- Work to complete: Can you recast everything in the records from the line containing "- menu-save-link-as[interactable]: Enregistrer" down to the line containing "- menu-label: Copier" as a JSON list of strings, one string per line, with blank lines left out?

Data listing
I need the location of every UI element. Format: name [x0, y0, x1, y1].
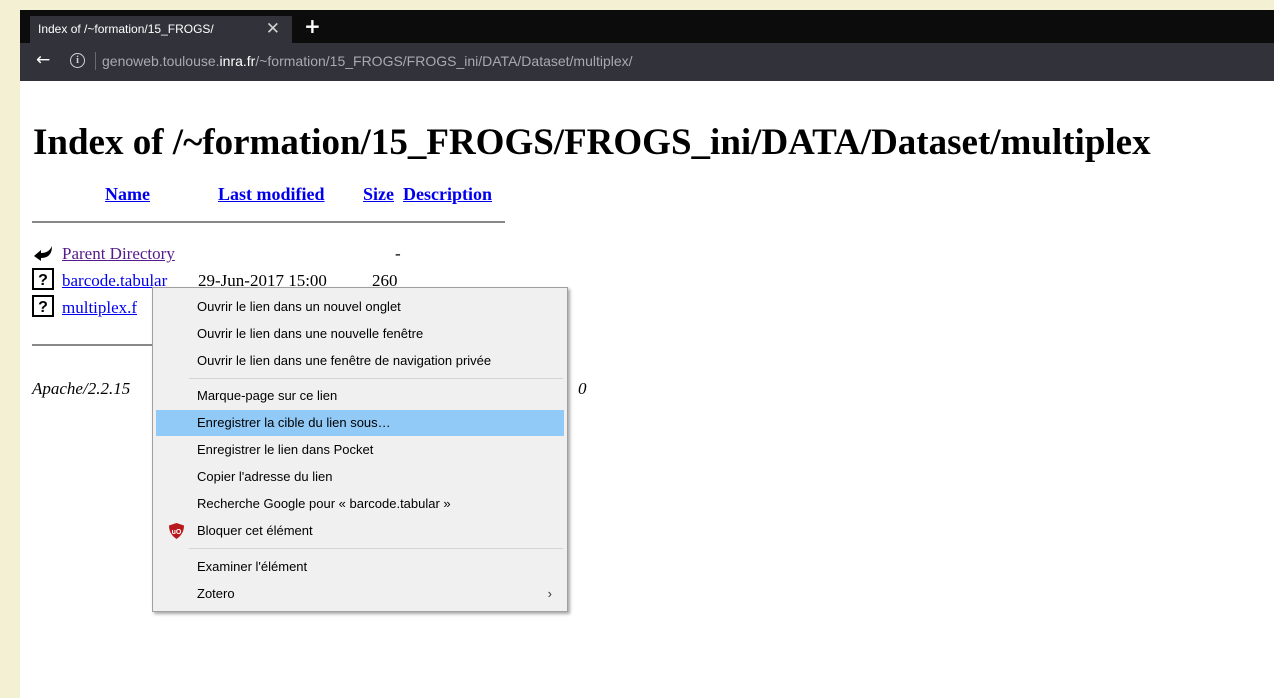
- menu-save-link-as[interactable]: Enregistrer la cible du lien sous…: [156, 410, 564, 436]
- url-prefix: genoweb.toulouse.: [102, 53, 220, 69]
- unknown-file-icon: ?: [32, 295, 54, 317]
- navigation-bar: ← i genoweb.toulouse.inra.fr/~formation/…: [20, 43, 1274, 81]
- url-path: /~formation/15_FROGS/FROGS_ini/DATA/Data…: [255, 53, 633, 69]
- header-rule: [32, 221, 505, 223]
- parent-directory-link[interactable]: Parent Directory: [62, 244, 175, 264]
- menu-open-private-window[interactable]: Ouvrir le lien dans une fenêtre de navig…: [156, 348, 564, 374]
- menu-separator: [189, 548, 563, 549]
- menu-bookmark-link[interactable]: Marque-page sur ce lien: [156, 383, 564, 409]
- menu-label: Enregistrer le lien dans Pocket: [197, 442, 374, 457]
- menu-label: Recherche Google pour « barcode.tabular …: [197, 496, 451, 511]
- chevron-right-icon: ›: [547, 586, 552, 601]
- url-host: inra.fr: [219, 53, 256, 69]
- svg-text:?: ?: [38, 299, 48, 316]
- menu-google-search[interactable]: Recherche Google pour « barcode.tabular …: [156, 491, 564, 517]
- url-separator: [95, 52, 96, 70]
- menu-open-new-window[interactable]: Ouvrir le lien dans une nouvelle fenêtre: [156, 321, 564, 347]
- server-signature-text: Apache/2.2.15: [32, 379, 131, 398]
- menu-label: Ouvrir le lien dans un nouvel onglet: [197, 299, 401, 314]
- url-bar[interactable]: genoweb.toulouse.inra.fr/~formation/15_F…: [102, 53, 633, 69]
- menu-label: Copier l'adresse du lien: [197, 469, 333, 484]
- menu-label: Bloquer cet élément: [197, 523, 313, 538]
- svg-text:uO: uO: [172, 529, 182, 536]
- menu-label: Zotero: [197, 586, 235, 601]
- site-info-icon[interactable]: i: [70, 53, 85, 68]
- back-icon: [34, 246, 52, 261]
- column-description-link[interactable]: Description: [403, 184, 492, 205]
- svg-text:?: ?: [38, 272, 48, 289]
- menu-label: Enregistrer la cible du lien sous…: [197, 415, 391, 430]
- menu-separator: [189, 378, 563, 379]
- menu-label: Examiner l'élément: [197, 559, 308, 574]
- unknown-file-icon: ?: [32, 268, 54, 290]
- server-signature-tail: 0: [578, 379, 587, 398]
- page-title: Index of /~formation/15_FROGS/FROGS_ini/…: [33, 122, 1151, 163]
- menu-block-element[interactable]: uO Bloquer cet élément: [156, 518, 564, 544]
- server-signature: Apache/2.2.15 0: [32, 379, 587, 399]
- menu-open-new-tab[interactable]: Ouvrir le lien dans un nouvel onglet: [156, 294, 564, 320]
- context-menu: Ouvrir le lien dans un nouvel onglet Ouv…: [152, 287, 568, 612]
- tab-title: Index of /~formation/15_FROGS/: [38, 22, 214, 36]
- menu-zotero[interactable]: Zotero ›: [156, 581, 564, 607]
- menu-label: Ouvrir le lien dans une fenêtre de navig…: [197, 353, 492, 368]
- back-button[interactable]: ←: [36, 50, 50, 70]
- menu-copy-link[interactable]: Copier l'adresse du lien: [156, 464, 564, 490]
- menu-inspect-element[interactable]: Examiner l'élément: [156, 554, 564, 580]
- new-tab-button[interactable]: +: [304, 14, 321, 38]
- menu-save-to-pocket[interactable]: Enregistrer le lien dans Pocket: [156, 437, 564, 463]
- tab-active[interactable]: Index of /~formation/15_FROGS/ ✕: [30, 16, 292, 43]
- column-last-modified-link[interactable]: Last modified: [218, 184, 325, 205]
- multiplex-file-link[interactable]: multiplex.f: [62, 298, 137, 318]
- column-size-link[interactable]: Size: [363, 184, 394, 205]
- parent-directory-size: -: [395, 244, 401, 263]
- tab-bar: Index of /~formation/15_FROGS/ ✕ +: [20, 10, 1274, 43]
- menu-label: Ouvrir le lien dans une nouvelle fenêtre: [197, 326, 424, 341]
- menu-label: Marque-page sur ce lien: [197, 388, 338, 403]
- column-name-link[interactable]: Name: [105, 184, 150, 205]
- close-tab-icon[interactable]: ✕: [266, 19, 280, 39]
- ublock-shield-icon: uO: [169, 523, 184, 539]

- Exercise output:
[
  "- menu-save-link-as[interactable]: Enregistrer la cible du lien sous…: [156, 410, 564, 436]",
  "- url-prefix: genoweb.toulouse.: [102, 53, 220, 69]",
  "- unknown-file-icon: ?: [32, 295, 54, 317]",
  "- navigation-bar: ← i genoweb.toulouse.inra.fr/~formation/…: [20, 43, 1274, 81]",
  "- url-path: /~formation/15_FROGS/FROGS_ini/DATA/Data…: [255, 53, 633, 69]",
  "- header-rule: [32, 221, 505, 223]",
  "- parent-directory-link[interactable]: Parent Directory: [62, 244, 175, 264]",
  "- menu-open-private-window[interactable]: Ouvrir le lien dans une fenêtre de navig…: [156, 348, 564, 374]",
  "- menu-separator: [189, 548, 563, 549]",
  "- menu-bookmark-link[interactable]: Marque-page sur ce lien: [156, 383, 564, 409]",
  "- menu-label: Enregistrer le lien dans Pocket: [197, 442, 374, 457]",
  "- menu-label: Recherche Google pour « barcode.tabular …: [197, 496, 451, 511]",
  "- chevron-right-icon: ›: [547, 586, 552, 601]",
  "- url-host: inra.fr: [219, 53, 256, 69]",
  "- svg-text:?: ?: [38, 299, 48, 316]",
  "- menu-google-search[interactable]: Recherche Google pour « barcode.tabular …: [156, 491, 564, 517]",
  "- url-separator: [95, 52, 96, 70]",
  "- menu-open-new-window[interactable]: Ouvrir le lien dans une nouvelle fenêtre: [156, 321, 564, 347]",
  "- server-signature-text: Apache/2.2.15: [32, 379, 131, 398]",
  "- menu-label: Ouvrir le lien dans un nouvel onglet: [197, 299, 401, 314]",
  "- url-bar[interactable]: genoweb.toulouse.inra.fr/~formation/15_F…: [102, 53, 633, 69]",
  "- menu-label: Copier l'adresse du lien: [197, 469, 333, 484]"
]